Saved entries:

START

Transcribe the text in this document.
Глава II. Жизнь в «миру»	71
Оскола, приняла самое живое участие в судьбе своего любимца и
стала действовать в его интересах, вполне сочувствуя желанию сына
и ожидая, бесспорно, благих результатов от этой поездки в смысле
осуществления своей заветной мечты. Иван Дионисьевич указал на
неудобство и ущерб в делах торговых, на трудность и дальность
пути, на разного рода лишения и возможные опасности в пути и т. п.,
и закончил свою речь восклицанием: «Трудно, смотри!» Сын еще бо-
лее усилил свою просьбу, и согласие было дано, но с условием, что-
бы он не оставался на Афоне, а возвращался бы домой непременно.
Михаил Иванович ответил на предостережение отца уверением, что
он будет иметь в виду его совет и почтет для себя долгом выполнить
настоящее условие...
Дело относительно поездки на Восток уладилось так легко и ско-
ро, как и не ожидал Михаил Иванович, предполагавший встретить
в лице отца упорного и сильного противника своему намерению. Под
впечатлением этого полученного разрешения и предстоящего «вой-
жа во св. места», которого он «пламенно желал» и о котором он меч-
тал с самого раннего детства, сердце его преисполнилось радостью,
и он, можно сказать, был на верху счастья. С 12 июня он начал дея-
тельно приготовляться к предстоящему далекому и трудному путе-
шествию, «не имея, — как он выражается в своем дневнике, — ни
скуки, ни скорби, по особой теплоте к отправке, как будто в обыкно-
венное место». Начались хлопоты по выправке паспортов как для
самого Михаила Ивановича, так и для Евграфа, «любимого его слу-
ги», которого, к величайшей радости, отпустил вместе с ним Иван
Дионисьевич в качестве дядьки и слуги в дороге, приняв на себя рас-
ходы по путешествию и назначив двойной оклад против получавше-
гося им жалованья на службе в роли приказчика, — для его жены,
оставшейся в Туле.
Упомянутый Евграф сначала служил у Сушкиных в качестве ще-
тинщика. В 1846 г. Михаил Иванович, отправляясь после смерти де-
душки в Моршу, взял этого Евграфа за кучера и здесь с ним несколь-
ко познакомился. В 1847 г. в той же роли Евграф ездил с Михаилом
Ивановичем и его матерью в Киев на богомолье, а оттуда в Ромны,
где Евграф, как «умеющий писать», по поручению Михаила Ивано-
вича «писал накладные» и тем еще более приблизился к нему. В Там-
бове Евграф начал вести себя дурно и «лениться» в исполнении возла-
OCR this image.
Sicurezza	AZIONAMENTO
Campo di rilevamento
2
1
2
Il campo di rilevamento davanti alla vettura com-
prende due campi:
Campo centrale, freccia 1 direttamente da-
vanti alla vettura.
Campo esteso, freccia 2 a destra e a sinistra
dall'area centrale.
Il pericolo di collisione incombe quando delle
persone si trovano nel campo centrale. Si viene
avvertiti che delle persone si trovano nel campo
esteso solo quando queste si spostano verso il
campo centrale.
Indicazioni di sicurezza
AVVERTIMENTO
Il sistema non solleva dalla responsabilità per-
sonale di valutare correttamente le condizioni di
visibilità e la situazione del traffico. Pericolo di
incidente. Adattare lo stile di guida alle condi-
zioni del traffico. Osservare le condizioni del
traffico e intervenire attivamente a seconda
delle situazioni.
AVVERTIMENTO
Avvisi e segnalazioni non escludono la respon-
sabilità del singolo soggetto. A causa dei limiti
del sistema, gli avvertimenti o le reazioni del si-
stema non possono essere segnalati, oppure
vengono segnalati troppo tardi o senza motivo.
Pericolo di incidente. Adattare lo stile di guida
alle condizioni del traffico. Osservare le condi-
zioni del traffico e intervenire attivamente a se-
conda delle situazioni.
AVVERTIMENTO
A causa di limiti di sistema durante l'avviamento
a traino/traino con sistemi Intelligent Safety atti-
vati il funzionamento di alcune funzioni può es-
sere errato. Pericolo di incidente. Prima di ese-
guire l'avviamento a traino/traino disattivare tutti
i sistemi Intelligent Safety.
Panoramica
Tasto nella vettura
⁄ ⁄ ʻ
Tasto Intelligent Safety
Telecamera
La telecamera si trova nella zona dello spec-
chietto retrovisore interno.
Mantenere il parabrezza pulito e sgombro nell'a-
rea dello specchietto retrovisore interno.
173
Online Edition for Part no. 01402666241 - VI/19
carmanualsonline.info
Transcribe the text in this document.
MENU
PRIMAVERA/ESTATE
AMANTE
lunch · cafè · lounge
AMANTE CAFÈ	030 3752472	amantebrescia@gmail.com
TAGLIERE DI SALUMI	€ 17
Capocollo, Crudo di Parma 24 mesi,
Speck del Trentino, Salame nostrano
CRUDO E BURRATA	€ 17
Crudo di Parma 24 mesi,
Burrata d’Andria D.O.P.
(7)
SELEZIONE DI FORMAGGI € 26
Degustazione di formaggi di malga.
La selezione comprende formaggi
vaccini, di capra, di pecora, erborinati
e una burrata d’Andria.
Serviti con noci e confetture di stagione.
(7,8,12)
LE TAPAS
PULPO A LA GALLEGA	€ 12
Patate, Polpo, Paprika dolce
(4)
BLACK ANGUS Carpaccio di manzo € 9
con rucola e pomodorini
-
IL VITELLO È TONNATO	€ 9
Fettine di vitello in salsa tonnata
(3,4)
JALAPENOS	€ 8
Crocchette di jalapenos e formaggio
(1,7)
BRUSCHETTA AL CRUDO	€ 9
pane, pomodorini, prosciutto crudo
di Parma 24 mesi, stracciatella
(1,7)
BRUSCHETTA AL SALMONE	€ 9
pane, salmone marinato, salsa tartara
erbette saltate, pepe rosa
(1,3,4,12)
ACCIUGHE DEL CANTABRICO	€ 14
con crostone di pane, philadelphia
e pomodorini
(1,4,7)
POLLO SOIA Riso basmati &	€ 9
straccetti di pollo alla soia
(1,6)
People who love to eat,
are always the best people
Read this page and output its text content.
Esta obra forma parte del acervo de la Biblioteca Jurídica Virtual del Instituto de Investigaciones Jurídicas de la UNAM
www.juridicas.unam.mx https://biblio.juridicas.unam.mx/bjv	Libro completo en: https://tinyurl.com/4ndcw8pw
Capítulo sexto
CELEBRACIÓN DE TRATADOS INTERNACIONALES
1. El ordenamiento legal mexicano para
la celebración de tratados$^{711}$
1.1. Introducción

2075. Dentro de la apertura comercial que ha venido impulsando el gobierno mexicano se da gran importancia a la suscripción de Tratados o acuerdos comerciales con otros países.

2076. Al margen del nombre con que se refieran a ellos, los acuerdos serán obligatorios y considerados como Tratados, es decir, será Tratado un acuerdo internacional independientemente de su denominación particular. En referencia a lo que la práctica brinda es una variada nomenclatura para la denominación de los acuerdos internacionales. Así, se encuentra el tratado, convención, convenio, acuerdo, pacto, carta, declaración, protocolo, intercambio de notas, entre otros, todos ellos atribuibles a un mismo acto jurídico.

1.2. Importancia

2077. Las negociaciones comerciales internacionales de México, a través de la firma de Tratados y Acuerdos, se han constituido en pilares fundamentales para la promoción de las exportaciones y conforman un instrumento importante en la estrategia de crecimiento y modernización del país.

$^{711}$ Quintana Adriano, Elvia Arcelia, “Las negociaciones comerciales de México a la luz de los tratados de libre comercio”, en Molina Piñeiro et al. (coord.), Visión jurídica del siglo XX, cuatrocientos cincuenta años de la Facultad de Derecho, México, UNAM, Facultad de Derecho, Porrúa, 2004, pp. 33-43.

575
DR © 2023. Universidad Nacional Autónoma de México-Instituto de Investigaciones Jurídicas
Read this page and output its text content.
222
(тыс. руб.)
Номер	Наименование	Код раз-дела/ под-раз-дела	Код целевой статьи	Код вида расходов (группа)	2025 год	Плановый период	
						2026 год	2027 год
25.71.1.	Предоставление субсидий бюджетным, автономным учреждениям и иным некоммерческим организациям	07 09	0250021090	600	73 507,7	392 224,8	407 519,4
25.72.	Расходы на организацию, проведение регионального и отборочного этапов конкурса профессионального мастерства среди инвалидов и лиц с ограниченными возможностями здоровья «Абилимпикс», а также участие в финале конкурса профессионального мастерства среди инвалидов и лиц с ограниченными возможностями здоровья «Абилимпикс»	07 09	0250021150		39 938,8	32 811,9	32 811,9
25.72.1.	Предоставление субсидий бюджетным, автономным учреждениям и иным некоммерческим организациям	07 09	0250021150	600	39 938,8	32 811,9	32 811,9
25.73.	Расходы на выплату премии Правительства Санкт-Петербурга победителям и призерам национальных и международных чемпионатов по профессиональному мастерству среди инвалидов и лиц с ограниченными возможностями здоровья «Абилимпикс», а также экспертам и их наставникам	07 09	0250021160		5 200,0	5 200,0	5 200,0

END

● Instructions to follow: Tally up the lines in the records containing the word "traino", then give the count and nothing else.

● Reply to the exercise: 2